Scan the entries below. List each line with "Namen".

# # # # # # #

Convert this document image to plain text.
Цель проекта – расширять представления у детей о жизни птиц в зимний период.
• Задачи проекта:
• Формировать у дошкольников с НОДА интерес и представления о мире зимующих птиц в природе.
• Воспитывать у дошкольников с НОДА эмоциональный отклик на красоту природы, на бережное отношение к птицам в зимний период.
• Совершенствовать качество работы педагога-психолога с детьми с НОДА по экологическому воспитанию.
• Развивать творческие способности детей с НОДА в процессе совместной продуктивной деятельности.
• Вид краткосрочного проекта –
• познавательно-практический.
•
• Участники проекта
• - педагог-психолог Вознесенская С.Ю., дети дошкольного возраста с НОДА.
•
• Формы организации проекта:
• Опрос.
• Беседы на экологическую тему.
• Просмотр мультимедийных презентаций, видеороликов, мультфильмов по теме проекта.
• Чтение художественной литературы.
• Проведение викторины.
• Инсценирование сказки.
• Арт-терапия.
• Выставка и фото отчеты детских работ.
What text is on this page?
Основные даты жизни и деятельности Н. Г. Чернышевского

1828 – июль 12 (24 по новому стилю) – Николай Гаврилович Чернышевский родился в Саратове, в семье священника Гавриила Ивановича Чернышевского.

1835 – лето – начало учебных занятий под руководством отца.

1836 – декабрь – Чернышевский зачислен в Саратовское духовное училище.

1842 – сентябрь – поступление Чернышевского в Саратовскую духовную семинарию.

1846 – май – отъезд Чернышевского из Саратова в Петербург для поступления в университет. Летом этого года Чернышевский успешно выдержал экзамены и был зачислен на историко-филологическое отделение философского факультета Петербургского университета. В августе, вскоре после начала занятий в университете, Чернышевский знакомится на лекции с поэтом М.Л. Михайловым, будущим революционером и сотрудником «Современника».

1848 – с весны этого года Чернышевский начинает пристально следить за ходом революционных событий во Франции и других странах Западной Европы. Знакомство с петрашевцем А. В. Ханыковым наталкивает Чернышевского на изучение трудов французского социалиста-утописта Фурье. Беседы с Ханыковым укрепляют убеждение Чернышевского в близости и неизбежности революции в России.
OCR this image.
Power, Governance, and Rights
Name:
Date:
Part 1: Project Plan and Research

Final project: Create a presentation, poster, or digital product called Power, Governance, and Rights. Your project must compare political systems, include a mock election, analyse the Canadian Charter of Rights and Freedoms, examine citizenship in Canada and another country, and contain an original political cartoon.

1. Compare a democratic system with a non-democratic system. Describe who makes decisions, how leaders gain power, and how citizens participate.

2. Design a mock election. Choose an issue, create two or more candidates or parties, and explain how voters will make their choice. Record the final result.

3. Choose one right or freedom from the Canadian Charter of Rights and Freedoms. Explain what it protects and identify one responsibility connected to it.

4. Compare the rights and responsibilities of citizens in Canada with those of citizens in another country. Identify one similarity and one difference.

# # # # # # #

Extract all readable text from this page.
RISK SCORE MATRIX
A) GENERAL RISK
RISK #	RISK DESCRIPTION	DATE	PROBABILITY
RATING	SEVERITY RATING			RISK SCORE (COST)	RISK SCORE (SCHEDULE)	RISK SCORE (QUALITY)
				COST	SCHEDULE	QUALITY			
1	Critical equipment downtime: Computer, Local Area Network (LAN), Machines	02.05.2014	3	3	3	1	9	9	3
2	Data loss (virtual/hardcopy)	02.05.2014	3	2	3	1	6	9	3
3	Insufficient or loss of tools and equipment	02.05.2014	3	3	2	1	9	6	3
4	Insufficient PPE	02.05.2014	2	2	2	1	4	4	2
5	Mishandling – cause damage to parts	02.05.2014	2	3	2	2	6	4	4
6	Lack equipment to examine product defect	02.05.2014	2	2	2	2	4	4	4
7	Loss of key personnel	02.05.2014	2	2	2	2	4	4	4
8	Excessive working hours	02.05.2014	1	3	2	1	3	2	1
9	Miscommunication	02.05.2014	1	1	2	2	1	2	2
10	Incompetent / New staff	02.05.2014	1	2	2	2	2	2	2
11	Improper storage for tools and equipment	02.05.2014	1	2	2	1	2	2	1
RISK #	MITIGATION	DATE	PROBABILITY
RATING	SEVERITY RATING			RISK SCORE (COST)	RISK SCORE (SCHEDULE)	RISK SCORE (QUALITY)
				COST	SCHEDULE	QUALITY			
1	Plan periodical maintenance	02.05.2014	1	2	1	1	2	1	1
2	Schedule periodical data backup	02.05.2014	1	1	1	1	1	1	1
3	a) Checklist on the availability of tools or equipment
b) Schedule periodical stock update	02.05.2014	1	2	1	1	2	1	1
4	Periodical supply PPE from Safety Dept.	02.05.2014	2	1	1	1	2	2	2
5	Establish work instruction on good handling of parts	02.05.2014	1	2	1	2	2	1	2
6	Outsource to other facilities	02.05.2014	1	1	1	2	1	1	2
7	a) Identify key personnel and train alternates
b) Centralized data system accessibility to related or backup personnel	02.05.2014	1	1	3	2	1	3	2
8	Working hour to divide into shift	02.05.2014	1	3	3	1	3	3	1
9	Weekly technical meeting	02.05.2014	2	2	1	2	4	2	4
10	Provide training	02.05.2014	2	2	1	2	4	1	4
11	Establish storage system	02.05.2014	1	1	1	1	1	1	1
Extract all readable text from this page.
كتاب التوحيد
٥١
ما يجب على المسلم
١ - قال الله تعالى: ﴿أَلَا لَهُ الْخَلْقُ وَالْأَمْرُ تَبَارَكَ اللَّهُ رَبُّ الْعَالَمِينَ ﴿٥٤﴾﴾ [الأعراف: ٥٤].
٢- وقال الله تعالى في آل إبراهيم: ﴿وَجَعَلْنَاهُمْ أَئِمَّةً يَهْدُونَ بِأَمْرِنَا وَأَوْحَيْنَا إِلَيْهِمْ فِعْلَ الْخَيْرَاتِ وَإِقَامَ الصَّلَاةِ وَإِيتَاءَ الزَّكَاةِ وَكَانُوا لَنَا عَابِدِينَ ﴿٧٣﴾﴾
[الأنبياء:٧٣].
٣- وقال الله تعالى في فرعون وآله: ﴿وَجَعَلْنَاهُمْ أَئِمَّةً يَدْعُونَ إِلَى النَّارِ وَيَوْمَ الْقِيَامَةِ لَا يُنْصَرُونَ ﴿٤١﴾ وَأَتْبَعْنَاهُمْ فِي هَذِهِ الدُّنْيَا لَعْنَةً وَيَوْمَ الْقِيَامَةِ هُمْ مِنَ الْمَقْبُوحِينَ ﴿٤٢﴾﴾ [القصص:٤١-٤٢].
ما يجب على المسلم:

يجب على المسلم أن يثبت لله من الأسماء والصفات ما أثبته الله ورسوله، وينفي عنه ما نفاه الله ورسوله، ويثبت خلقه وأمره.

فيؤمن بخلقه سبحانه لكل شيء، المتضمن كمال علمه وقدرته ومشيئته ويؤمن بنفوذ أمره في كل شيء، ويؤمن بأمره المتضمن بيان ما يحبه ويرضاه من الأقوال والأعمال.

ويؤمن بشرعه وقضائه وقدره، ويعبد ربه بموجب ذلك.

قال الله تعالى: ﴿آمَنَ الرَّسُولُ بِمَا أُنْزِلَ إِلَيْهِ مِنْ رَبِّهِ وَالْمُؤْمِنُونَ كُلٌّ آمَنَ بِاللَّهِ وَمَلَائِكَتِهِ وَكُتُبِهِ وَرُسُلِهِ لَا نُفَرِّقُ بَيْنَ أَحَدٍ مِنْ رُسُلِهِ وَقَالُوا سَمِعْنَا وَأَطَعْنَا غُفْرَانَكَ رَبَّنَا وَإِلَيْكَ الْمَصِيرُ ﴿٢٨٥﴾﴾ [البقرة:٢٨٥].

# # # # # # #

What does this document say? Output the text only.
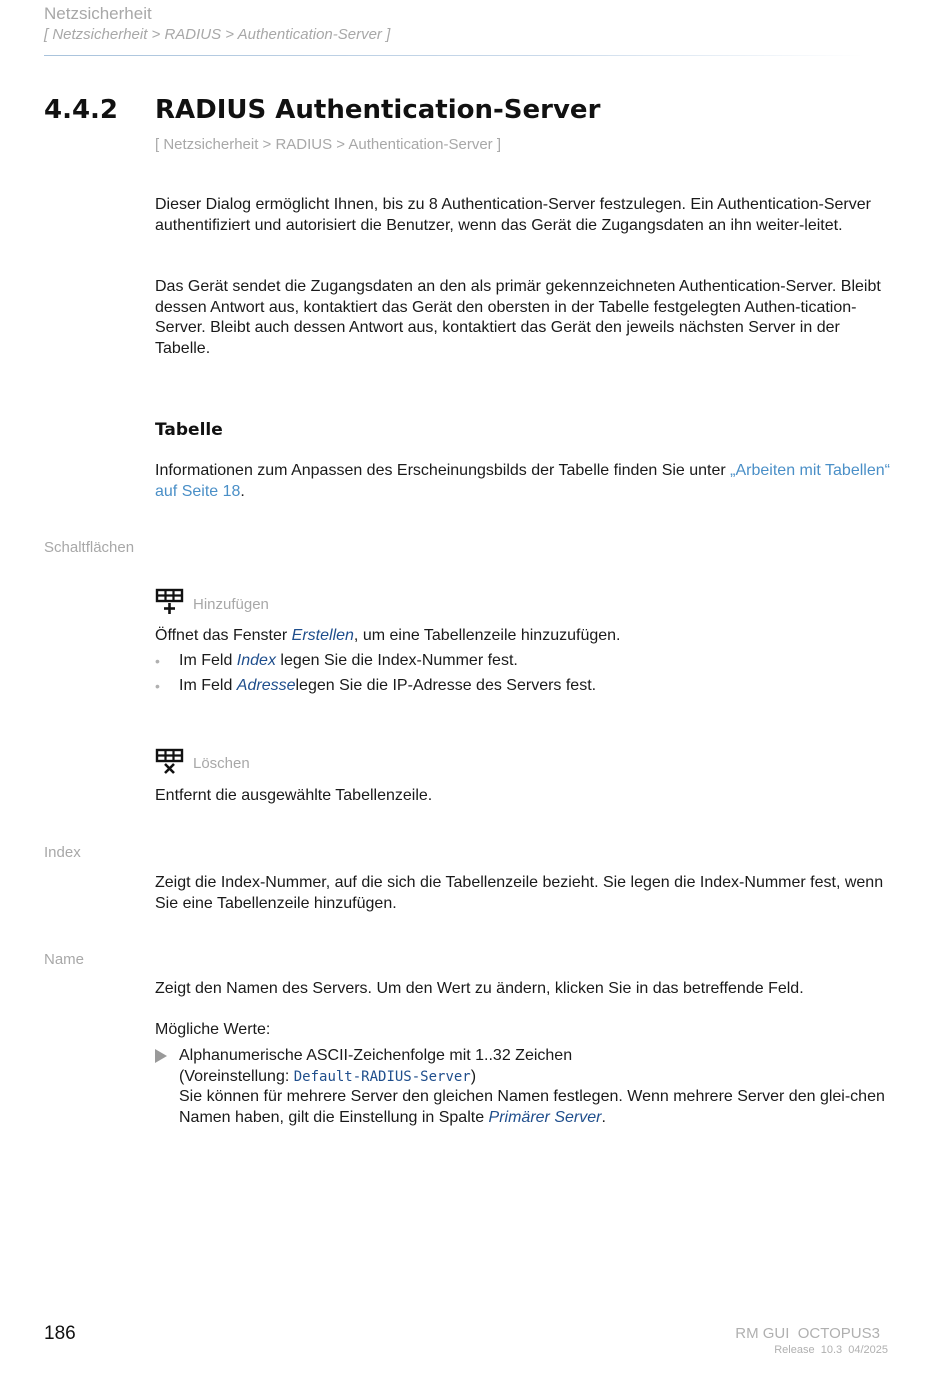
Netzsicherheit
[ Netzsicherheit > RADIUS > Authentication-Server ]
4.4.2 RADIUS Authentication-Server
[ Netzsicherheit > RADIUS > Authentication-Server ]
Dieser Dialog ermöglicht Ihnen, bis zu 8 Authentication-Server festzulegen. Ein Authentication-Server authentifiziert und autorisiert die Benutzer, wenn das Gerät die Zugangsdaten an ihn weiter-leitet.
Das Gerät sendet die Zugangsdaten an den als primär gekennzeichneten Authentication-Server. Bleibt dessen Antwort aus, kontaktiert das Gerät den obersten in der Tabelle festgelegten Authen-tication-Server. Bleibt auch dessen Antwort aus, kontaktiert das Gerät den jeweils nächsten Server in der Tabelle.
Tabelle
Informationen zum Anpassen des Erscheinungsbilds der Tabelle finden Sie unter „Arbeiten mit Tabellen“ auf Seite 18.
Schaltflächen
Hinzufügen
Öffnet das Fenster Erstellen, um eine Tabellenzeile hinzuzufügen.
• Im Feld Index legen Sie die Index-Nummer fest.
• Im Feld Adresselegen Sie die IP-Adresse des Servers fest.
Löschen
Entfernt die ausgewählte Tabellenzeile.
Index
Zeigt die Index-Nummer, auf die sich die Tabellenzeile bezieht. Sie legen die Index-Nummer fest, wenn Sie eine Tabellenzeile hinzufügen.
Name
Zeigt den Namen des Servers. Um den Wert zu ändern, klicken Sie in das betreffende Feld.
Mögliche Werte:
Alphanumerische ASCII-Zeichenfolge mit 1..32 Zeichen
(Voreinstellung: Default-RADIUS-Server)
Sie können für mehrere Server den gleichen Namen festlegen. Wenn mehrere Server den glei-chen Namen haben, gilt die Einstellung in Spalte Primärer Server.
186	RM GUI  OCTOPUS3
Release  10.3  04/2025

# # # # # # #

• _Final answer_
Zeigt den Namen des Servers. Um den Wert zu ändern, klicken Sie in das betreffende Feld.
Sie können für mehrere Server den gleichen Namen festlegen. Wenn mehrere Server den glei-chen Namen haben, gilt die Einstellung in Spalte Primärer Server.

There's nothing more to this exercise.